GIVEN INSTRUCTION: Repeat the listing exactly as given, omitting every image.

[Data items]
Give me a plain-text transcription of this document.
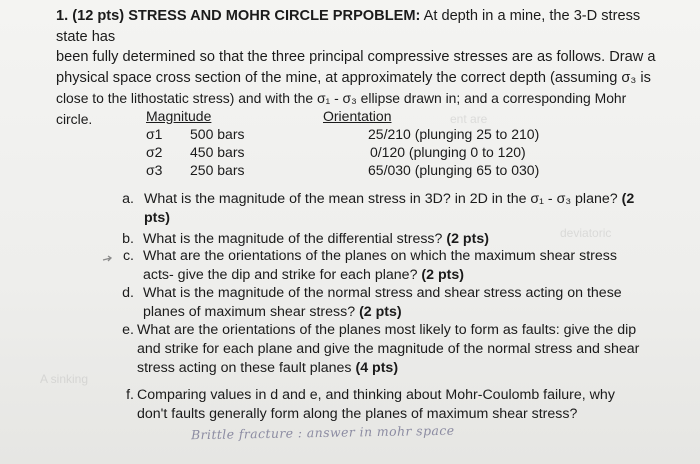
ent are
deviatoric
A sinking
1. (12 pts) STRESS AND MOHR CIRCLE PRPOBLEM: At depth in a mine, the 3-D stress state has
been fully determined so that the three principal compressive stresses are as follows. Draw a
physical space cross section of the mine, at approximately the correct depth (assuming σ₃ is
close to the lithostatic stress) and with the σ₁ - σ₃ ellipse drawn in; and a corresponding Mohr circle.	Magnitude	Orientation
σ1 500 bars	25/210 (plunging 25 to 210)
σ2 450 bars	0/120 (plunging 0 to 120)
σ3 250 bars	65/030 (plunging 65 to 030)
a. What is the magnitude of the mean stress in 3D? in 2D in the σ₁ - σ₃ plane? (2
pts)
b. What is the magnitude of the differential stress? (2 pts)
c. What are the orientations of the planes on which the maximum shear stress
acts- give the dip and strike for each plane? (2 pts)
d. What is the magnitude of the normal stress and shear stress acting on these
planes of maximum shear stress? (2 pts)
e. What are the orientations of the planes most likely to form as faults: give the dip
and strike for each plane and give the magnitude of the normal stress and shear
stress acting on these fault planes (4 pts)
f. Comparing values in d and e, and thinking about Mohr-Coulomb failure, why
don't faults generally form along the planes of maximum shear stress?
Brittle fracture : answer in mohr space
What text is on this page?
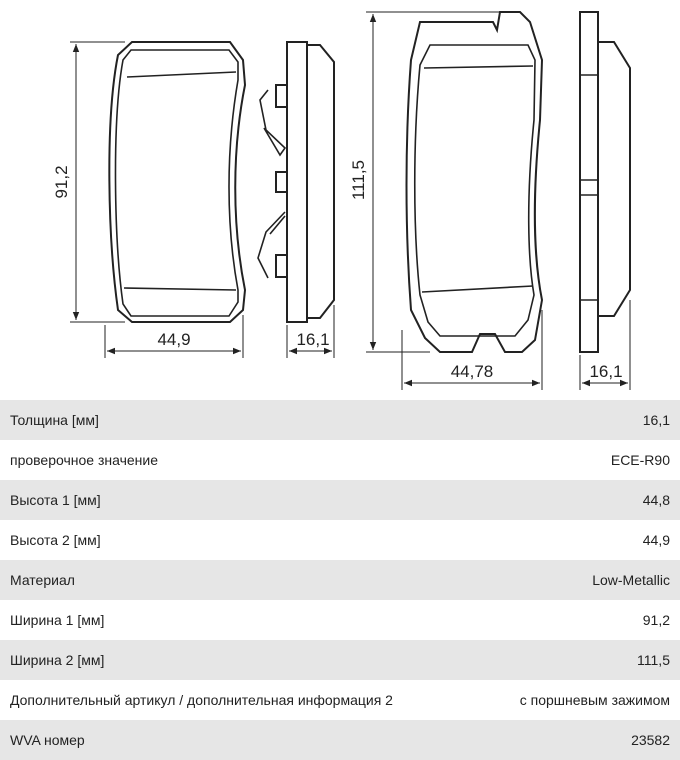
91,2
44,9	16,1
111,5
44,78	16,1
Толщина [мм]	16,1
проверочное значение	ECE-R90
Высота 1 [мм]	44,8
Высота 2 [мм]	44,9
Материал	Low-Metallic
Ширина 1 [мм]	91,2
Ширина 2 [мм]	111,5
Дополнительный артикул / дополнительная информация 2	с поршневым зажимом
WVA номер	23582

REPLY:
Give me a plain-text transcription of this document.
ent are
deviatoric
A sinking
1. (12 pts) STRESS AND MOHR CIRCLE PRPOBLEM: At depth in a mine, the 3-D stress state has
been fully determined so that the three principal compressive stresses are as follows. Draw a
physical space cross section of the mine, at approximately the correct depth (assuming σ₃ is
close to the lithostatic stress) and with the σ₁ - σ₃ ellipse drawn in; and a corresponding Mohr circle.	Magnitude	Orientation
σ1 500 bars	25/210 (plunging 25 to 210)
σ2 450 bars	0/120 (plunging 0 to 120)
σ3 250 bars	65/030 (plunging 65 to 030)
a. What is the magnitude of the mean stress in 3D? in 2D in the σ₁ - σ₃ plane? (2
pts)
b. What is the magnitude of the differential stress? (2 pts)
c. What are the orientations of the planes on which the maximum shear stress
acts- give the dip and strike for each plane? (2 pts)
d. What is the magnitude of the normal stress and shear stress acting on these
planes of maximum shear stress? (2 pts)
e. What are the orientations of the planes most likely to form as faults: give the dip
and strike for each plane and give the magnitude of the normal stress and shear
stress acting on these fault planes (4 pts)
f. Comparing values in d and e, and thinking about Mohr-Coulomb failure, why
don't faults generally form along the planes of maximum shear stress?
Brittle fracture : answer in mohr space
What text is on this page?
91,2
44,9	16,1
111,5
44,78	16,1
Толщина [мм]	16,1
проверочное значение	ECE-R90
Высота 1 [мм]	44,8
Высота 2 [мм]	44,9
Материал	Low-Metallic
Ширина 1 [мм]	91,2
Ширина 2 [мм]	111,5
Дополнительный артикул / дополнительная информация 2	с поршневым зажимом
WVA номер	23582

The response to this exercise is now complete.